Aim: Transcribe the whole listing below without changing a word, but leave out every image.
· · · · ·
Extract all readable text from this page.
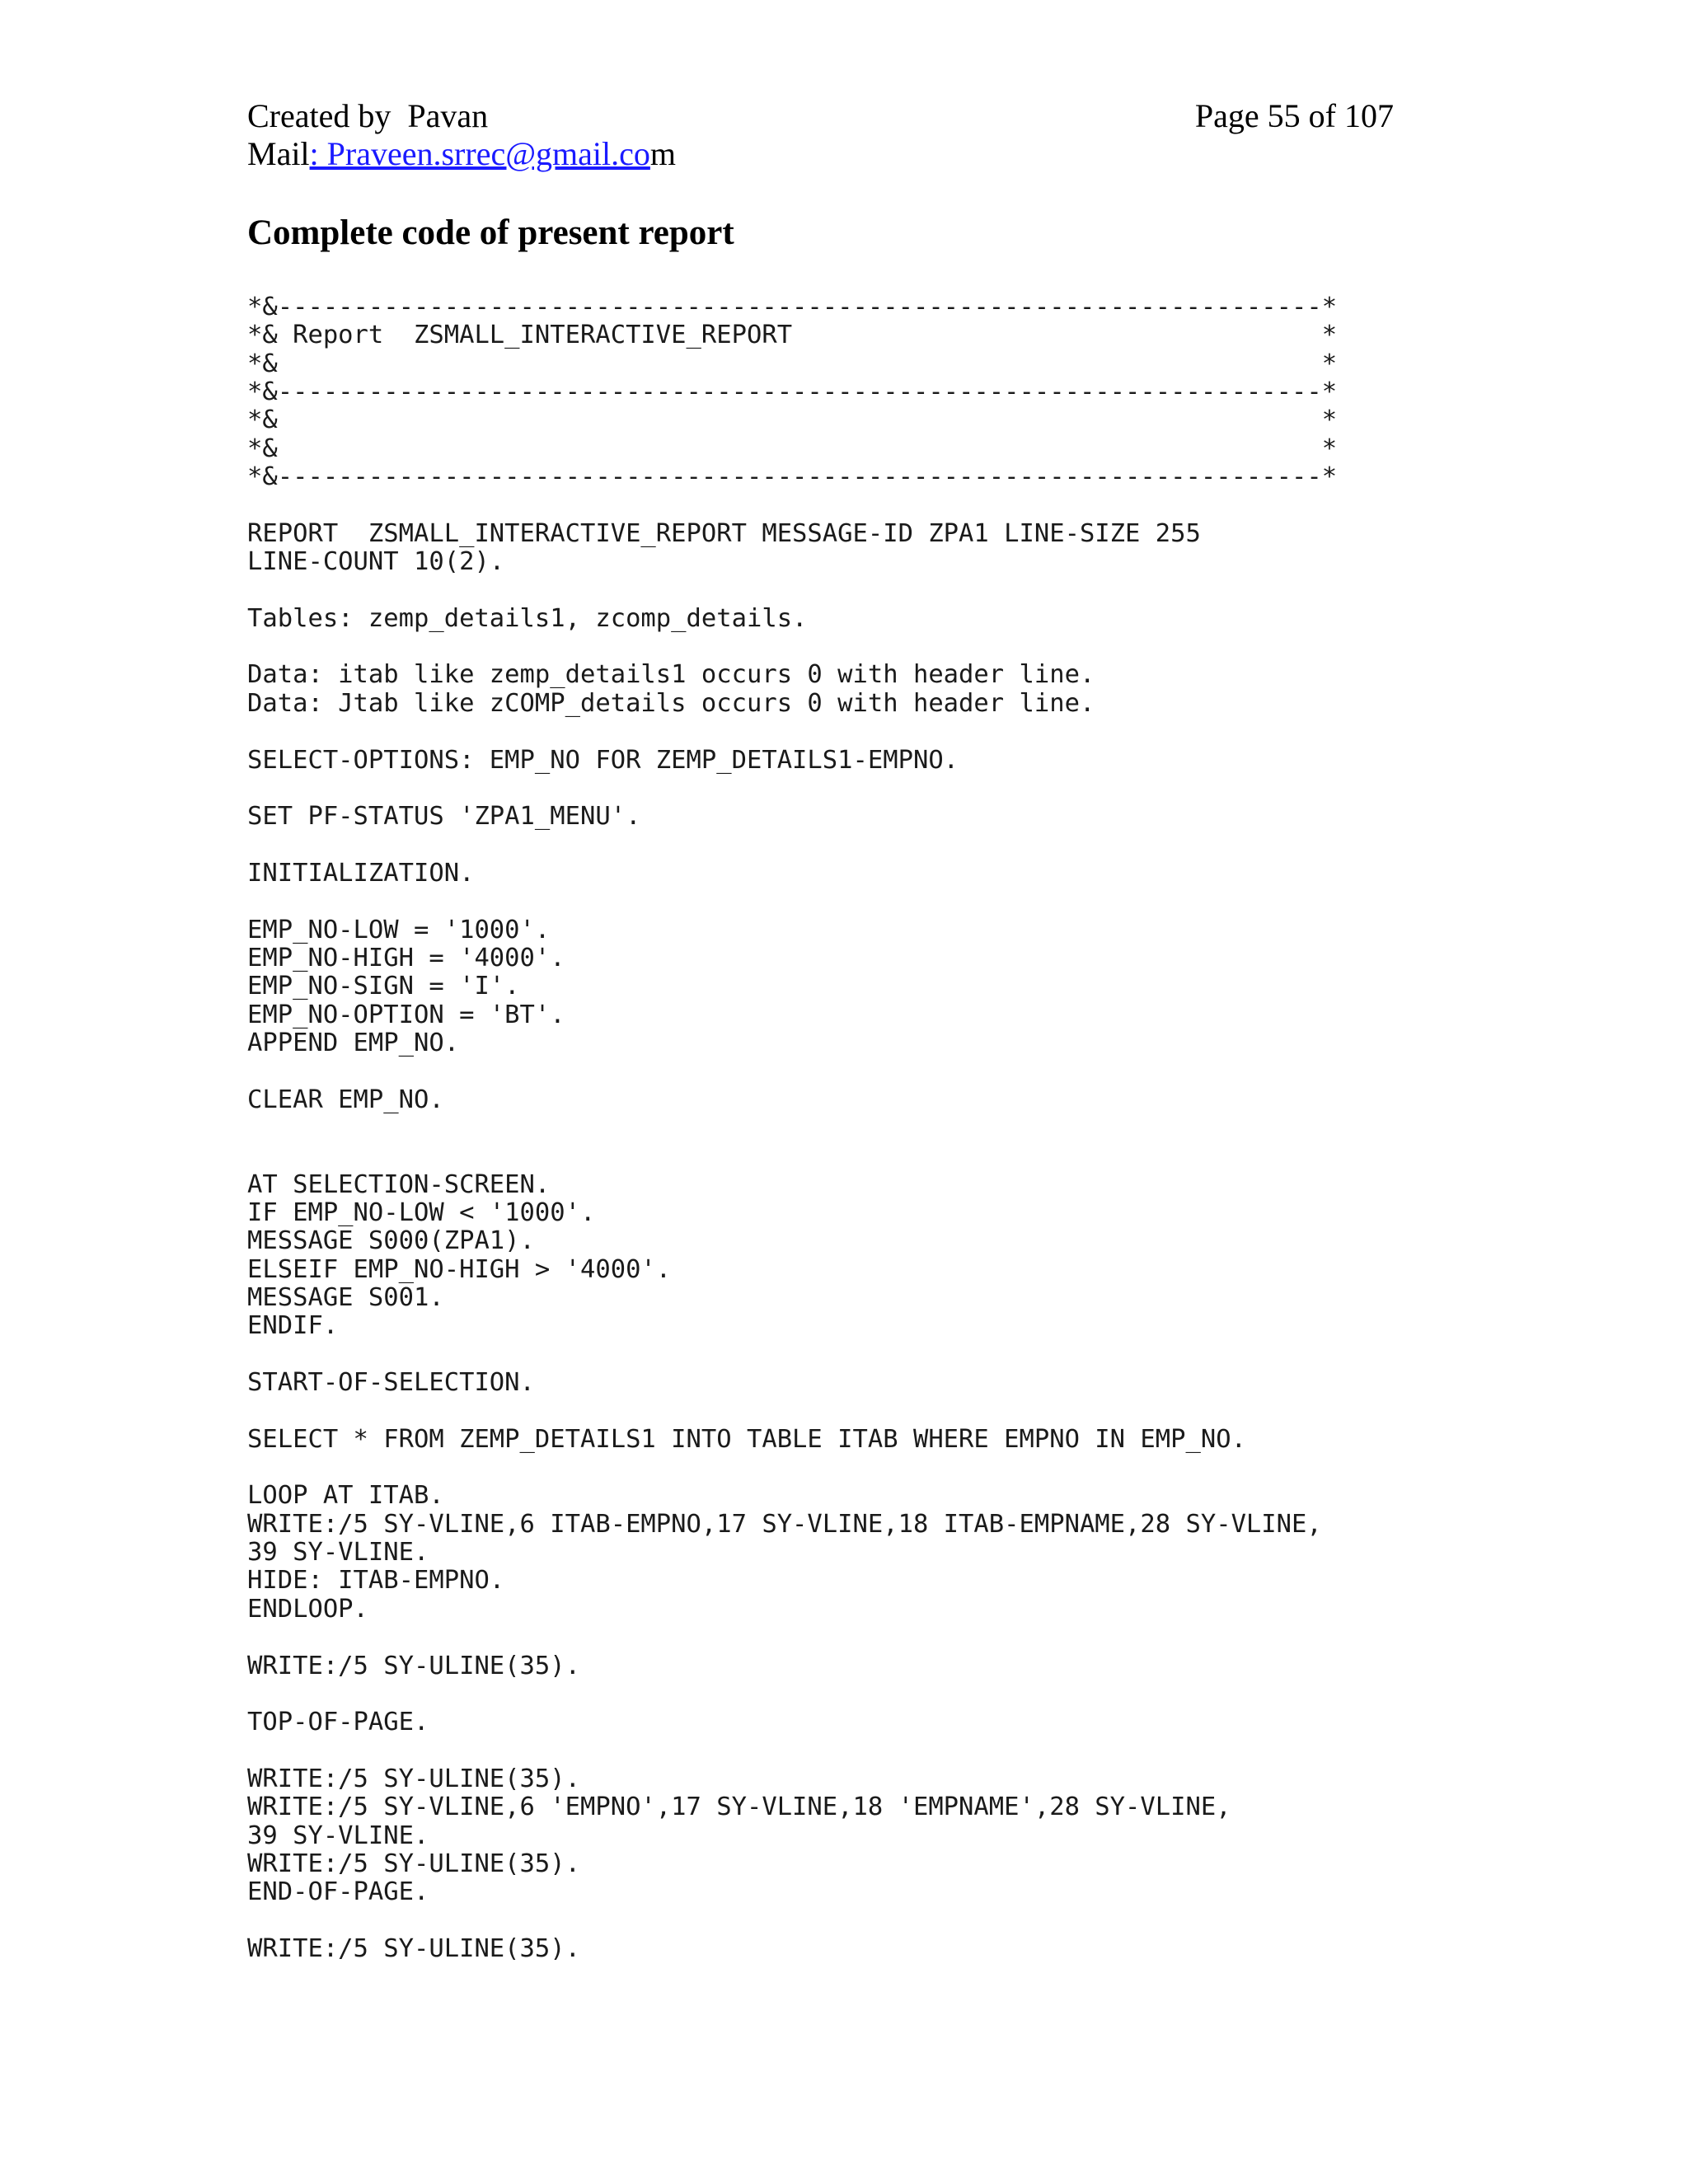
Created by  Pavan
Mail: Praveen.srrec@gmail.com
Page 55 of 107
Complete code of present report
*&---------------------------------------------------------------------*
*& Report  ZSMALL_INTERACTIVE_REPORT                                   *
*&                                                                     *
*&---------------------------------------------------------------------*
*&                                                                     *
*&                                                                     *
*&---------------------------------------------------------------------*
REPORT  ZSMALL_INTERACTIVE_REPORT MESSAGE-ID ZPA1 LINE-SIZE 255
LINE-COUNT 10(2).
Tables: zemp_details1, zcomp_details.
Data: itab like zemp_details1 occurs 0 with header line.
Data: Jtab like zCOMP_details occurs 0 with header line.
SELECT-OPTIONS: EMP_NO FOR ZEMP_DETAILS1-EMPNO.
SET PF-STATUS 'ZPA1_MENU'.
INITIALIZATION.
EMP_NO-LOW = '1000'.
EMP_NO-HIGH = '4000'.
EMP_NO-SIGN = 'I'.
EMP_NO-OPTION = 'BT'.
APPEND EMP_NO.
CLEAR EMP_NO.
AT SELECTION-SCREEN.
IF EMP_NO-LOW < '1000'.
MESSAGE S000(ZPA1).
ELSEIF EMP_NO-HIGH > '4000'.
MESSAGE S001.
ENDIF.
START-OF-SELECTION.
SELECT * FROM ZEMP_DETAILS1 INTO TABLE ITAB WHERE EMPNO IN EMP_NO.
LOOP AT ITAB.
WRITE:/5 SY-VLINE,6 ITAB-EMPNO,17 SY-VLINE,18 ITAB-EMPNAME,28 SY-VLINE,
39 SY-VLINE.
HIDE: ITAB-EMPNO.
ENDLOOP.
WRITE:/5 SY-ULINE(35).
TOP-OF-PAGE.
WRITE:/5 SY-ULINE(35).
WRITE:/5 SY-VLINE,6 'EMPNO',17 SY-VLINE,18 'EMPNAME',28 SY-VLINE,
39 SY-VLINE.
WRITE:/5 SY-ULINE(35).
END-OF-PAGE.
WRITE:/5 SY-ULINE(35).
· · · · ·
Completed task:
Extract all readable text from this page.
Created by  Pavan
Mail: Praveen.srrec@gmail.com
Page 55 of 107
Complete code of present report
*&---------------------------------------------------------------------*
*& Report  ZSMALL_INTERACTIVE_REPORT                                   *
*&                                                                     *
*&---------------------------------------------------------------------*
*&                                                                     *
*&                                                                     *
*&---------------------------------------------------------------------*
REPORT  ZSMALL_INTERACTIVE_REPORT MESSAGE-ID ZPA1 LINE-SIZE 255
LINE-COUNT 10(2).
Tables: zemp_details1, zcomp_details.
Data: itab like zemp_details1 occurs 0 with header line.
Data: Jtab like zCOMP_details occurs 0 with header line.
SELECT-OPTIONS: EMP_NO FOR ZEMP_DETAILS1-EMPNO.
SET PF-STATUS 'ZPA1_MENU'.
INITIALIZATION.
EMP_NO-LOW = '1000'.
EMP_NO-HIGH = '4000'.
EMP_NO-SIGN = 'I'.
EMP_NO-OPTION = 'BT'.
APPEND EMP_NO.
CLEAR EMP_NO.
AT SELECTION-SCREEN.
IF EMP_NO-LOW < '1000'.
MESSAGE S000(ZPA1).
ELSEIF EMP_NO-HIGH > '4000'.
MESSAGE S001.
ENDIF.
START-OF-SELECTION.
SELECT * FROM ZEMP_DETAILS1 INTO TABLE ITAB WHERE EMPNO IN EMP_NO.
LOOP AT ITAB.
WRITE:/5 SY-VLINE,6 ITAB-EMPNO,17 SY-VLINE,18 ITAB-EMPNAME,28 SY-VLINE,
39 SY-VLINE.
HIDE: ITAB-EMPNO.
ENDLOOP.
WRITE:/5 SY-ULINE(35).
TOP-OF-PAGE.
WRITE:/5 SY-ULINE(35).
WRITE:/5 SY-VLINE,6 'EMPNO',17 SY-VLINE,18 'EMPNAME',28 SY-VLINE,
39 SY-VLINE.
WRITE:/5 SY-ULINE(35).
END-OF-PAGE.
WRITE:/5 SY-ULINE(35).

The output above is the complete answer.